---- Records for the exercise

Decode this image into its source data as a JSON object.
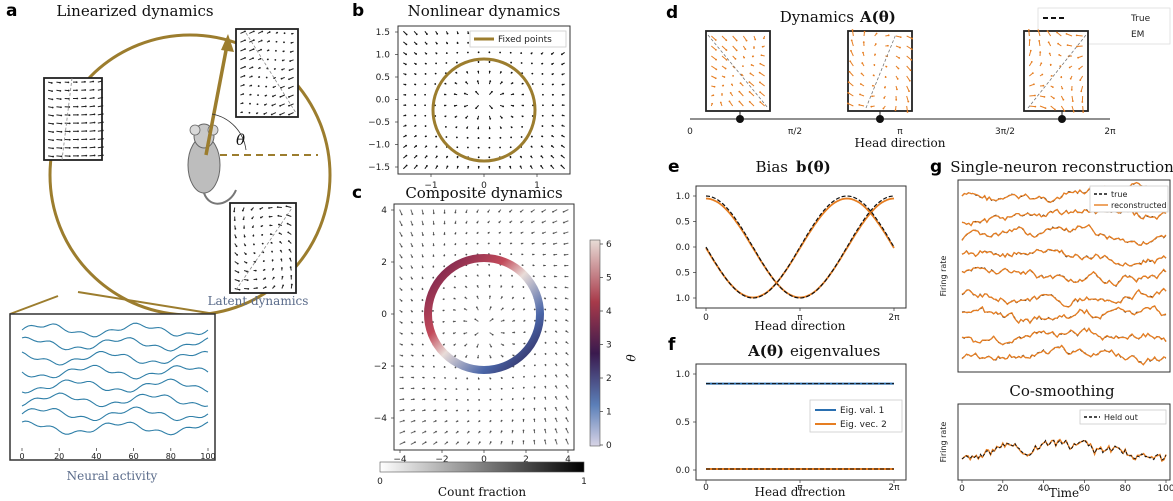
{
  "panels": {
    "a": {
      "label": "a",
      "title": "Linearized dynamics",
      "theta": "θ",
      "latent_label": "Latent dynamics",
      "neural_label": "Neural activity",
      "neural_ticks": [
        "0",
        "20",
        "40",
        "60",
        "80",
        "100"
      ]
    },
    "b": {
      "label": "b",
      "title": "Nonlinear dynamics",
      "legend": "Fixed points",
      "yticks": [
        "1.5",
        "1.0",
        "0.5",
        "0.0",
        "−0.5",
        "−1.0",
        "−1.5"
      ],
      "xticks": [
        "−1",
        "0",
        "1"
      ]
    },
    "c": {
      "label": "c",
      "title": "Composite dynamics",
      "yticks": [
        "4",
        "2",
        "0",
        "−2",
        "−4"
      ],
      "xticks": [
        "−4",
        "−2",
        "0",
        "2",
        "4"
      ],
      "colorbar_ticks": [
        "6",
        "5",
        "4",
        "3",
        "2",
        "1",
        "0"
      ],
      "colorbar_label": "θ",
      "count_label": "Count fraction",
      "count_ticks": [
        "0",
        "1"
      ]
    },
    "d": {
      "label": "d",
      "title": "Dynamics",
      "title_math": "A(θ)",
      "legend": [
        "True",
        "EM"
      ],
      "xlabel": "Head direction",
      "ticks": [
        "0",
        "π/2",
        "π",
        "3π/2",
        "2π"
      ]
    },
    "e": {
      "label": "e",
      "title": "Bias",
      "title_math": "b(θ)",
      "yticks": [
        "1.0",
        "0.5",
        "0.0",
        "0.5",
        "1.0"
      ],
      "xticks": [
        "0",
        "π",
        "2π"
      ],
      "xlabel": "Head direction"
    },
    "f": {
      "label": "f",
      "title_math": "A(θ)",
      "title": "eigenvalues",
      "yticks": [
        "1.0",
        "0.5",
        "0.0"
      ],
      "xticks": [
        "0",
        "π",
        "2π"
      ],
      "xlabel": "Head direction",
      "legend": [
        "Eig. val. 1",
        "Eig. vec. 2"
      ]
    },
    "g": {
      "label": "g",
      "title": "Single-neuron reconstruction",
      "ylabel": "Firing rate",
      "legend": [
        "true",
        "reconstructed"
      ],
      "title2": "Co-smoothing",
      "ylabel2": "Firing rate",
      "legend2": "Held out",
      "xticks": [
        "0",
        "20",
        "40",
        "60",
        "80",
        "100"
      ],
      "xlabel": "Time"
    }
  },
  "colors": {
    "gold": "#9c7d2e",
    "orange": "#e67e22",
    "blue": "#2a6fb0",
    "neural": "#2f7fa8",
    "latent_text": "#5a6b8a"
  },
  "chart_data": [
    {
      "type": "line",
      "panel": "e",
      "x": [
        0,
        0.785,
        1.571,
        2.356,
        3.142,
        3.927,
        4.712,
        5.498,
        6.283
      ],
      "ylim": [
        -1,
        1
      ],
      "series": [
        {
          "values": [
            1.0,
            0.71,
            0.0,
            -0.71,
            -1.0,
            -0.71,
            0.0,
            0.71,
            1.0
          ]
        },
        {
          "values": [
            0.0,
            -0.71,
            -1.0,
            -0.71,
            0.0,
            0.71,
            1.0,
            0.71,
            0.0
          ]
        }
      ]
    },
    {
      "type": "line",
      "panel": "f",
      "x": [
        0,
        3.142,
        6.283
      ],
      "ylim": [
        0,
        1.0
      ],
      "series": [
        {
          "name": "Eig. val. 1",
          "values": [
            0.9,
            0.9,
            0.9
          ]
        },
        {
          "name": "Eig. vec. 2",
          "values": [
            0.01,
            0.01,
            0.01
          ]
        }
      ]
    }
  ]
}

--------

> **Problem**:
Repeat each entry precisely as it appears. Leave the pictures out.

> **Worked answer**:
Decode this image into its source data as a JSON object.
{
  "panels": {
    "a": {
      "label": "a",
      "title": "Linearized dynamics",
      "theta": "θ",
      "latent_label": "Latent dynamics",
      "neural_label": "Neural activity",
      "neural_ticks": [
        "0",
        "20",
        "40",
        "60",
        "80",
        "100"
      ]
    },
    "b": {
      "label": "b",
      "title": "Nonlinear dynamics",
      "legend": "Fixed points",
      "yticks": [
        "1.5",
        "1.0",
        "0.5",
        "0.0",
        "−0.5",
        "−1.0",
        "−1.5"
      ],
      "xticks": [
        "−1",
        "0",
        "1"
      ]
    },
    "c": {
      "label": "c",
      "title": "Composite dynamics",
      "yticks": [
        "4",
        "2",
        "0",
        "−2",
        "−4"
      ],
      "xticks": [
        "−4",
        "−2",
        "0",
        "2",
        "4"
      ],
      "colorbar_ticks": [
        "6",
        "5",
        "4",
        "3",
        "2",
        "1",
        "0"
      ],
      "colorbar_label": "θ",
      "count_label": "Count fraction",
      "count_ticks": [
        "0",
        "1"
      ]
    },
    "d": {
      "label": "d",
      "title": "Dynamics",
      "title_math": "A(θ)",
      "legend": [
        "True",
        "EM"
      ],
      "xlabel": "Head direction",
      "ticks": [
        "0",
        "π/2",
        "π",
        "3π/2",
        "2π"
      ]
    },
    "e": {
      "label": "e",
      "title": "Bias",
      "title_math": "b(θ)",
      "yticks": [
        "1.0",
        "0.5",
        "0.0",
        "0.5",
        "1.0"
      ],
      "xticks": [
        "0",
        "π",
        "2π"
      ],
      "xlabel": "Head direction"
    },
    "f": {
      "label": "f",
      "title_math": "A(θ)",
      "title": "eigenvalues",
      "yticks": [
        "1.0",
        "0.5",
        "0.0"
      ],
      "xticks": [
        "0",
        "π",
        "2π"
      ],
      "xlabel": "Head direction",
      "legend": [
        "Eig. val. 1",
        "Eig. vec. 2"
      ]
    },
    "g": {
      "label": "g",
      "title": "Single-neuron reconstruction",
      "ylabel": "Firing rate",
      "legend": [
        "true",
        "reconstructed"
      ],
      "title2": "Co-smoothing",
      "ylabel2": "Firing rate",
      "legend2": "Held out",
      "xticks": [
        "0",
        "20",
        "40",
        "60",
        "80",
        "100"
      ],
      "xlabel": "Time"
    }
  },
  "colors": {
    "gold": "#9c7d2e",
    "orange": "#e67e22",
    "blue": "#2a6fb0",
    "neural": "#2f7fa8",
    "latent_text": "#5a6b8a"
  },
  "chart_data": [
    {
      "type": "line",
      "panel": "e",
      "x": [
        0,
        0.785,
        1.571,
        2.356,
        3.142,
        3.927,
        4.712,
        5.498,
        6.283
      ],
      "ylim": [
        -1,
        1
      ],
      "series": [
        {
          "values": [
            1.0,
            0.71,
            0.0,
            -0.71,
            -1.0,
            -0.71,
            0.0,
            0.71,
            1.0
          ]
        },
        {
          "values": [
            0.0,
            -0.71,
            -1.0,
            -0.71,
            0.0,
            0.71,
            1.0,
            0.71,
            0.0
          ]
        }
      ]
    },
    {
      "type": "line",
      "panel": "f",
      "x": [
        0,
        3.142,
        6.283
      ],
      "ylim": [
        0,
        1.0
      ],
      "series": [
        {
          "name": "Eig. val. 1",
          "values": [
            0.9,
            0.9,
            0.9
          ]
        },
        {
          "name": "Eig. vec. 2",
          "values": [
            0.01,
            0.01,
            0.01
          ]
        }
      ]
    }
  ]
}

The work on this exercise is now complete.